#### Seçilen metin ####

Cebimdeki Düğün

Otobüslerde, minibüslerde sıkça tanık oluyorum; bazı abilerin, ablaların (yaptığım istatistiklere göre genellikle abilerin) öyle bi telefon melodisi var ki, sanırsın orda düğünün yapılıyo. Hem acayip derecede yüksek sesli, hem de davullu zurnalı. Tamam zevkler tartışılamaz belki ama böyle zevk olur mu be abicim? Hadi onu geçtim, sonuçta o kadar gürültüye düğünlerden alışkınız. (ki nefret ederim düğünlerden, kendi düğünüme de gitmicem :P ) Ya o arabesk müzik (bu türe inanmıyorum) çalan telefonlara ne demeli? Eminim telefon o anda intihar etmek istiyodur, benim bile kendimi otobüsten atma isteğim hat safhalarda vuku bulduğuna göre, o telefona Allah sabır ve kolaylık versin. :)

#### Verilen bilgiler ####

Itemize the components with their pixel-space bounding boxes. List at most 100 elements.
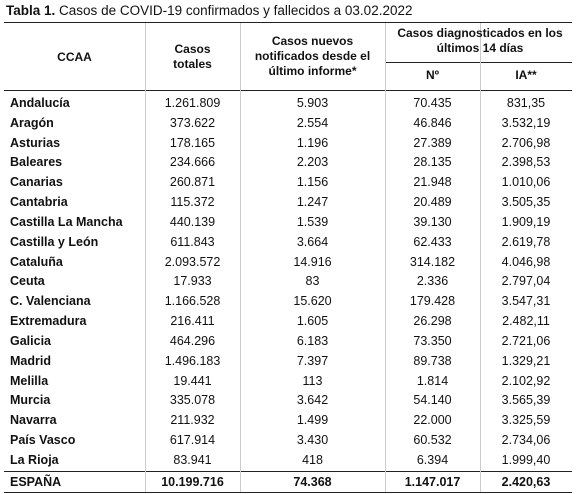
row-label: Cataluña <box>10 254 63 269</box>
cell: 418 <box>302 452 323 467</box>
cell: 3.642 <box>296 393 329 408</box>
cell: 3.505,35 <box>501 195 551 210</box>
column-divider <box>480 23 481 492</box>
cell: 2.797,04 <box>501 274 551 289</box>
cell: 3.325,59 <box>501 413 551 428</box>
rule <box>4 492 572 493</box>
cell: 3.547,31 <box>501 294 551 309</box>
cell: 464.296 <box>169 333 216 348</box>
cell: 2.734,06 <box>501 433 551 448</box>
cell: 1.496.183 <box>164 353 221 368</box>
cell: 335.078 <box>169 393 216 408</box>
row-label: Galicia <box>10 333 51 348</box>
rule <box>4 471 572 472</box>
header-cell: Nº <box>425 68 440 82</box>
cell: 2.093.572 <box>164 254 221 269</box>
cell: 115.372 <box>170 195 215 210</box>
total-cell: 10.199.716 <box>161 475 224 489</box>
row-label: La Rioja <box>10 452 59 467</box>
cell: 113 <box>302 373 323 388</box>
cell: 21.948 <box>413 175 452 190</box>
cell: 373.622 <box>169 115 216 130</box>
total-cell: 1.147.017 <box>404 475 461 489</box>
row-label: Ceuta <box>10 274 45 289</box>
row-label: Navarra <box>10 413 57 428</box>
cell: 62.433 <box>413 234 452 249</box>
cell: 20.489 <box>413 195 452 210</box>
column-divider <box>145 23 146 492</box>
cell: 39.130 <box>413 214 452 229</box>
cell: 27.389 <box>413 135 452 150</box>
cell: 6.183 <box>296 333 329 348</box>
total-cell: 74.368 <box>293 475 332 489</box>
row-label: Andalucía <box>10 96 70 110</box>
cell: 211.932 <box>170 413 215 428</box>
cell: 179.428 <box>409 294 456 309</box>
cell: 14.916 <box>293 254 332 269</box>
total-cell: 2.420,63 <box>501 475 551 489</box>
cell: 1.329,21 <box>501 353 551 368</box>
cell: 73.350 <box>413 333 452 348</box>
header-cell: Casos nuevos notificados desde el último… <box>254 34 371 78</box>
cell: 46.846 <box>413 115 452 130</box>
cell: 2.102,92 <box>501 373 551 388</box>
cell: 2.721,06 <box>501 333 551 348</box>
cell: 4.046,98 <box>501 254 551 269</box>
cell: 178.165 <box>169 135 216 150</box>
cell: 1.539 <box>296 214 329 229</box>
title-label: Tabla 1. <box>6 3 56 18</box>
rule <box>385 62 572 63</box>
cell: 60.532 <box>413 433 452 448</box>
cell: 54.140 <box>413 393 452 408</box>
cell: 1.156 <box>296 175 329 190</box>
header-cell: CCAA <box>57 50 92 64</box>
row-label: Baleares <box>10 155 63 170</box>
title: Tabla 1. Casos de COVID-19 confirmados y… <box>6 4 413 18</box>
cell: 216.411 <box>170 314 215 329</box>
cell: 2.554 <box>296 115 329 130</box>
total-label: ESPAÑA <box>10 475 62 489</box>
column-divider <box>240 23 241 492</box>
cell: 2.336 <box>416 274 449 289</box>
row-label: Canarias <box>10 175 63 190</box>
cell: 2.398,53 <box>501 155 551 170</box>
cell: 1.999,40 <box>501 452 551 467</box>
title-text: Casos de COVID-19 confirmados y fallecid… <box>59 3 413 18</box>
cell: 3.664 <box>296 234 329 249</box>
cell: 1.166.528 <box>164 294 221 309</box>
cell: 260.871 <box>169 175 216 190</box>
cell: 234.666 <box>169 155 216 170</box>
cell: 831,35 <box>506 96 546 110</box>
cell: 1.814 <box>416 373 449 388</box>
cell: 1.605 <box>296 314 329 329</box>
row-label: Extremadura <box>10 314 87 329</box>
rule <box>4 22 572 23</box>
cell: 1.261.809 <box>164 96 221 110</box>
cell: 2.706,98 <box>501 135 551 150</box>
cell: 3.430 <box>296 433 329 448</box>
cell: 83.941 <box>173 452 212 467</box>
cell: 2.619,78 <box>501 234 551 249</box>
row-label: Cantabria <box>10 195 68 210</box>
row-label: Aragón <box>10 115 54 130</box>
cell: 70.435 <box>413 96 452 110</box>
row-label: C. Valenciana <box>10 294 91 309</box>
cell: 440.139 <box>169 214 216 229</box>
row-label: Castilla La Mancha <box>10 214 123 229</box>
cell: 19.441 <box>173 373 212 388</box>
cell: 89.738 <box>413 353 452 368</box>
cell: 2.482,11 <box>502 314 550 329</box>
cell: 15.620 <box>293 294 332 309</box>
header-cell: IA** <box>515 68 537 82</box>
row-label: Melilla <box>10 373 49 388</box>
row-label: Madrid <box>10 353 51 368</box>
row-label: Murcia <box>10 393 51 408</box>
cell: 3.565,39 <box>501 393 551 408</box>
cell: 1.010,06 <box>501 175 551 190</box>
header-cell: Casos diagnosticados en los últimos 14 d… <box>397 26 563 55</box>
cell: 22.000 <box>413 413 452 428</box>
cell: 1.499 <box>296 413 329 428</box>
header-cell: Casos totales <box>173 42 212 71</box>
row-label: País Vasco <box>10 433 76 448</box>
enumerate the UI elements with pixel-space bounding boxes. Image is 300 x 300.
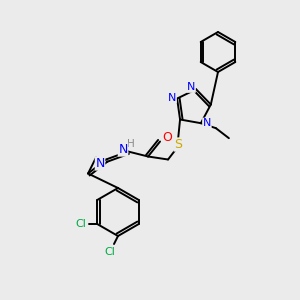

####

▶ **Görevin amacı**: Toplu taşımadaki telefon melodileri üzerine olan yazıyı iki cümleyle özetleyin.

▶ **Çıktı aşağıda**: Yazar, otobüs ve minibüslerde çoğunlukla erkek yolcuların telefonlarında çok yüksek sesli, davullu zurnalı, düğün havasında melodiler çaldığına sıkça tanık olduğunu anlatıyor. Arabesk müzik çalan telefonların ise kendisinde otobüsten atlama isteğini had safhaya çıkardığını söylüyor.